Quote only the lines that start at the line with "Output a JSON" and run to the end of the entries; omit the pictures.
— BEGIN —
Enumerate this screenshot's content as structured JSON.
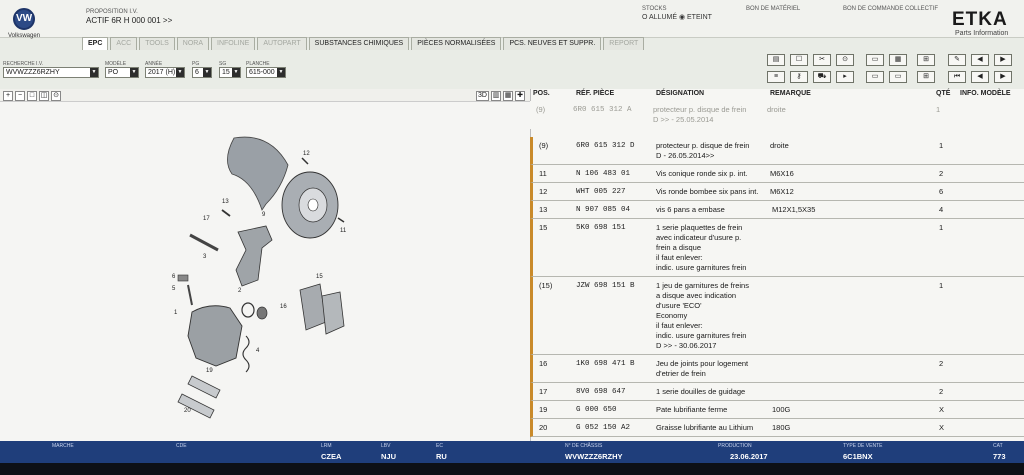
{
  "header": {
    "brand": "Volkswagen",
    "logo_letters": "VW",
    "proposition_label": "PROPOSITION I.V.",
    "proposition_value": "ACTIF  6R H 000 001 >>",
    "stocks_label": "STOCKS",
    "stocks_options": "O ALLUMÉ  ◉ ETEINT",
    "bom_label": "BON DE MATÉRIEL",
    "order_label": "BON DE COMMANDE COLLECTIF",
    "app_title": "ETKA",
    "app_subtitle": "Parts Information"
  },
  "tabs": [
    {
      "label": "EPC",
      "state": "active"
    },
    {
      "label": "ACC",
      "state": "disabled"
    },
    {
      "label": "TOOLS",
      "state": "disabled"
    },
    {
      "label": "NORA",
      "state": "disabled"
    },
    {
      "label": "INFOLINE",
      "state": "disabled"
    },
    {
      "label": "AUTOPART",
      "state": "disabled"
    },
    {
      "label": "SUBSTANCES CHIMIQUES",
      "state": "enabled"
    },
    {
      "label": "PIÈCES NORMALISÉES",
      "state": "enabled"
    },
    {
      "label": "PCS. NEUVES ET SUPPR.",
      "state": "enabled"
    },
    {
      "label": "REPORT",
      "state": "disabled"
    }
  ],
  "search": {
    "vin_label": "RECHERCHE I.V.",
    "vin_value": "WVWZZZ6RZHY",
    "model_label": "MODÈLE",
    "model_value": "PO",
    "year_label": "ANNÉE",
    "year_value": "2017 (H)",
    "pg_label": "PG",
    "pg_value": "6",
    "sg_label": "SG",
    "sg_value": "15",
    "plate_label": "PLANCHE",
    "plate_value": "615-000"
  },
  "image_toolbar": {
    "btn_3d": "3D"
  },
  "table": {
    "headers": {
      "pos": "POS.",
      "ref": "RÉF. PIÈCE",
      "desc": "DÉSIGNATION",
      "remark": "REMARQUE",
      "qty": "QTÉ",
      "info": "INFO. MODÈLE"
    },
    "rows": [
      {
        "pos": "(9)",
        "ref": "6R0  615  312  A",
        "desc": [
          "protecteur p. disque de frein",
          "D          >> - 25.05.2014"
        ],
        "remark": "droite",
        "remark2": "",
        "qty": "1",
        "style": "grey"
      },
      {
        "pos": "(9)",
        "ref": "6R0  615  312  D",
        "desc": [
          "protecteur p. disque de frein",
          "D - 26.05.2014>>"
        ],
        "remark": "droite",
        "remark2": "",
        "qty": "1",
        "style": "bar"
      },
      {
        "pos": "11",
        "ref": "N    106  483  01",
        "desc": [
          "Vis conique ronde six p. int."
        ],
        "remark": "M6X16",
        "remark2": "",
        "qty": "2",
        "style": "bar"
      },
      {
        "pos": "12",
        "ref": "WHT  005  227",
        "desc": [
          "Vis ronde bombee six pans int."
        ],
        "remark": "M6X12",
        "remark2": "",
        "qty": "6",
        "style": "bar"
      },
      {
        "pos": "13",
        "ref": "N    907  085  04",
        "desc": [
          "vis 6 pans a embase"
        ],
        "remark": "",
        "remark2": "M12X1,5X35",
        "qty": "4",
        "style": "bar"
      },
      {
        "pos": "15",
        "ref": "5K0  698  151",
        "desc": [
          "1 serie plaquettes de frein",
          "avec indicateur d'usure p.",
          "frein a disque",
          "                         il faut enlever:",
          "indic. usure garnitures frein"
        ],
        "remark": "",
        "remark2": "",
        "qty": "1",
        "style": "bar"
      },
      {
        "pos": "(15)",
        "ref": "JZW  698  151  B",
        "desc": [
          "1 jeu de garnitures de freins",
          "a disque avec indication",
          "d'usure             'ECO'",
          "Economy",
          "                         il faut enlever:",
          "indic. usure garnitures frein",
          "D           >> - 30.06.2017"
        ],
        "remark": "",
        "remark2": "",
        "qty": "1",
        "style": "bar"
      },
      {
        "pos": "16",
        "ref": "1K0  698  471  B",
        "desc": [
          "Jeu de joints pour logement",
          "d'etrier de frein"
        ],
        "remark": "",
        "remark2": "",
        "qty": "2",
        "style": "bar"
      },
      {
        "pos": "17",
        "ref": "8V0  698  647",
        "desc": [
          "1 serie douilles de guidage"
        ],
        "remark": "",
        "remark2": "",
        "qty": "2",
        "style": "bar"
      },
      {
        "pos": "19",
        "ref": "G    000  650",
        "desc": [
          "Pate lubrifiante ferme"
        ],
        "remark": "",
        "remark2": "100G",
        "qty": "X",
        "style": "bar"
      },
      {
        "pos": "20",
        "ref": "G    052  150  A2",
        "desc": [
          "Graisse lubrifiante au Lithium"
        ],
        "remark": "",
        "remark2": "180G",
        "qty": "X",
        "style": "bar"
      }
    ]
  },
  "diagram": {
    "callouts": [
      "9",
      "12",
      "11",
      "13",
      "17",
      "3",
      "2",
      "6",
      "5",
      "1",
      "16",
      "15",
      "4",
      "19",
      "20"
    ]
  },
  "status": {
    "marche_label": "MARCHE",
    "cde_label": "CDE",
    "lrm_label": "LRM",
    "lrm_value": "CZEA",
    "lbv_label": "LBV",
    "lbv_value": "NJU",
    "ec_label": "EC",
    "ec_value": "RU",
    "chassis_label": "N° DE CHÂSSIS",
    "chassis_value": "WVWZZZ6RZHY",
    "production_label": "PRODUCTION",
    "production_value": "23.06.2017",
    "sale_label": "TYPE DE VENTE",
    "sale_value": "6C1BNX",
    "cat_label": "CAT",
    "cat_value": "773"
  },
  "colors": {
    "status_bar": "#1f3e7b",
    "row_accent": "#c98a2a"
  }
}
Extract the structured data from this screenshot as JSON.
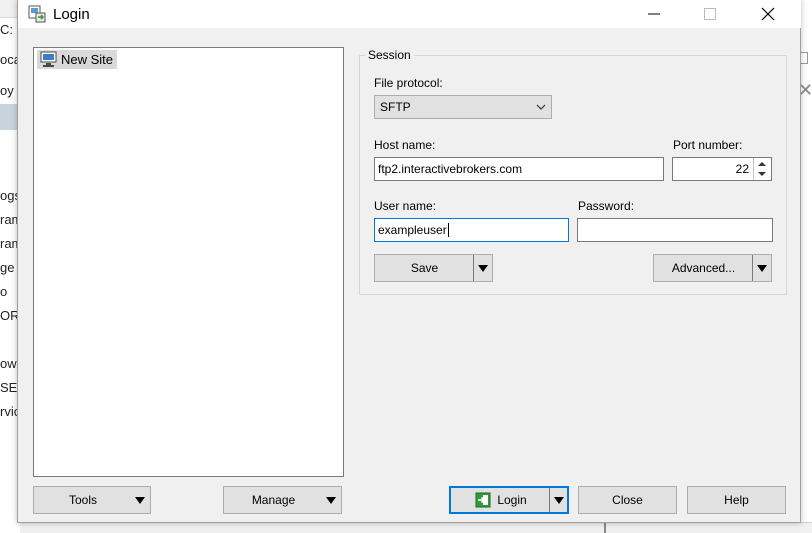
{
  "background_app": {
    "fragments": [
      "C:",
      "oca",
      "oy",
      "ogs",
      "ram",
      "ram",
      "ge",
      "o",
      "ORM",
      "ow",
      "SEI",
      "rvic"
    ]
  },
  "window": {
    "title": "Login",
    "minimize_symbol": "—",
    "maximize_symbol": "☐",
    "close_symbol": "✕"
  },
  "site_tree": {
    "items": [
      {
        "label": "New Site",
        "icon": "computer-site-icon",
        "selected": true
      }
    ]
  },
  "session": {
    "group_label": "Session",
    "protocol_label": "File protocol:",
    "protocol_value": "SFTP",
    "host_label": "Host name:",
    "host_value": "ftp2.interactivebrokers.com",
    "port_label": "Port number:",
    "port_value": "22",
    "user_label": "User name:",
    "user_value": "exampleuser",
    "password_label": "Password:",
    "password_value": "",
    "save_label": "Save",
    "advanced_label": "Advanced..."
  },
  "footer": {
    "tools_label": "Tools",
    "manage_label": "Manage",
    "login_label": "Login",
    "close_label": "Close",
    "help_label": "Help"
  },
  "colors": {
    "accent": "#0078d7",
    "button_bg": "#e1e1e1",
    "dialog_bg": "#f0f0f0",
    "login_icon_green": "#2e9a3b"
  }
}
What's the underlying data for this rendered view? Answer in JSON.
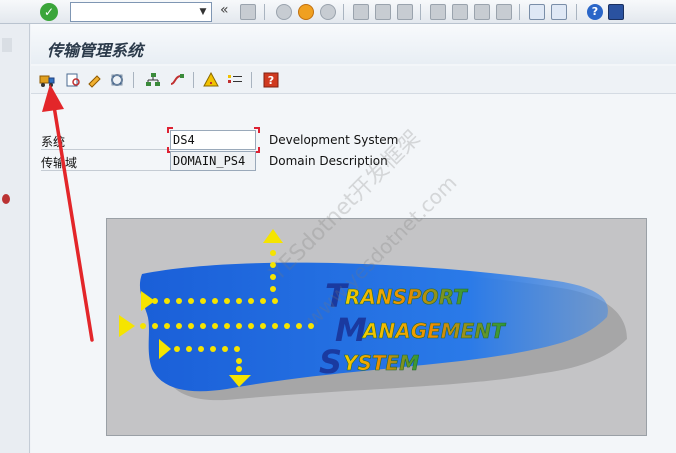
{
  "system_toolbar": {
    "command_field_value": "",
    "back_chevron": "«"
  },
  "window": {
    "title": "传输管理系统"
  },
  "form": {
    "system_label": "系统",
    "system_value": "DS4",
    "system_description": "Development System",
    "domain_label": "传输域",
    "domain_value": "DOMAIN_PS4",
    "domain_description": "Domain Description"
  },
  "logo": {
    "line1_initial": "T",
    "line1_rest": "RANSPORT",
    "line2_initial": "M",
    "line2_rest": "ANAGEMENT",
    "line3_initial": "S",
    "line3_rest": "YSTEM"
  },
  "watermark": {
    "line1": "YESdotnet开发框架",
    "line2": "www.yesdotnet.com"
  },
  "colors": {
    "brush_blue": "#1f6fe0",
    "arrow_yellow": "#f5e400",
    "annotation_red": "#e3262a"
  }
}
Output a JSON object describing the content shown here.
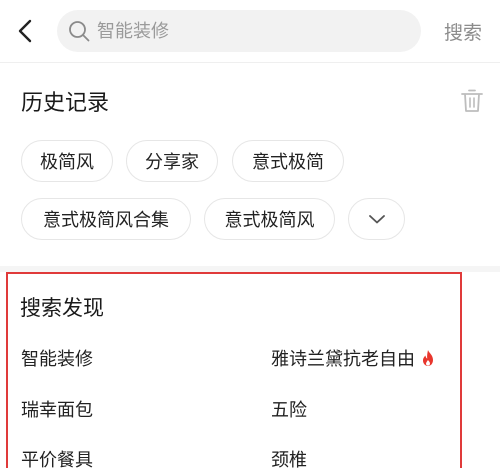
{
  "header": {
    "search_placeholder": "智能装修",
    "search_button": "搜索"
  },
  "history": {
    "title": "历史记录",
    "chips": [
      "极简风",
      "分享家",
      "意式极简",
      "意式极简风合集",
      "意式极简风"
    ]
  },
  "discover": {
    "title": "搜索发现",
    "items": [
      {
        "label": "智能装修",
        "hot": false
      },
      {
        "label": "雅诗兰黛抗老自由",
        "hot": true
      },
      {
        "label": "瑞幸面包",
        "hot": false
      },
      {
        "label": "五险",
        "hot": false
      },
      {
        "label": "平价餐具",
        "hot": false
      },
      {
        "label": "颈椎",
        "hot": false
      }
    ]
  },
  "colors": {
    "highlight_border": "#e03a3a",
    "hot_icon": "#e8362d",
    "chip_border": "#e6e6e6",
    "search_bg": "#f2f2f2"
  },
  "icons": [
    "back-arrow-icon",
    "search-icon",
    "trash-icon",
    "chevron-down-icon",
    "fire-icon"
  ]
}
— END —
● TASK RESPONSE:
Output a JSON object describing the content shown here.
{
  "header": {
    "search_placeholder": "智能装修",
    "search_button": "搜索"
  },
  "history": {
    "title": "历史记录",
    "chips": [
      "极简风",
      "分享家",
      "意式极简",
      "意式极简风合集",
      "意式极简风"
    ]
  },
  "discover": {
    "title": "搜索发现",
    "items": [
      {
        "label": "智能装修",
        "hot": false
      },
      {
        "label": "雅诗兰黛抗老自由",
        "hot": true
      },
      {
        "label": "瑞幸面包",
        "hot": false
      },
      {
        "label": "五险",
        "hot": false
      },
      {
        "label": "平价餐具",
        "hot": false
      },
      {
        "label": "颈椎",
        "hot": false
      }
    ]
  },
  "colors": {
    "highlight_border": "#e03a3a",
    "hot_icon": "#e8362d",
    "chip_border": "#e6e6e6",
    "search_bg": "#f2f2f2"
  },
  "icons": [
    "back-arrow-icon",
    "search-icon",
    "trash-icon",
    "chevron-down-icon",
    "fire-icon"
  ]
}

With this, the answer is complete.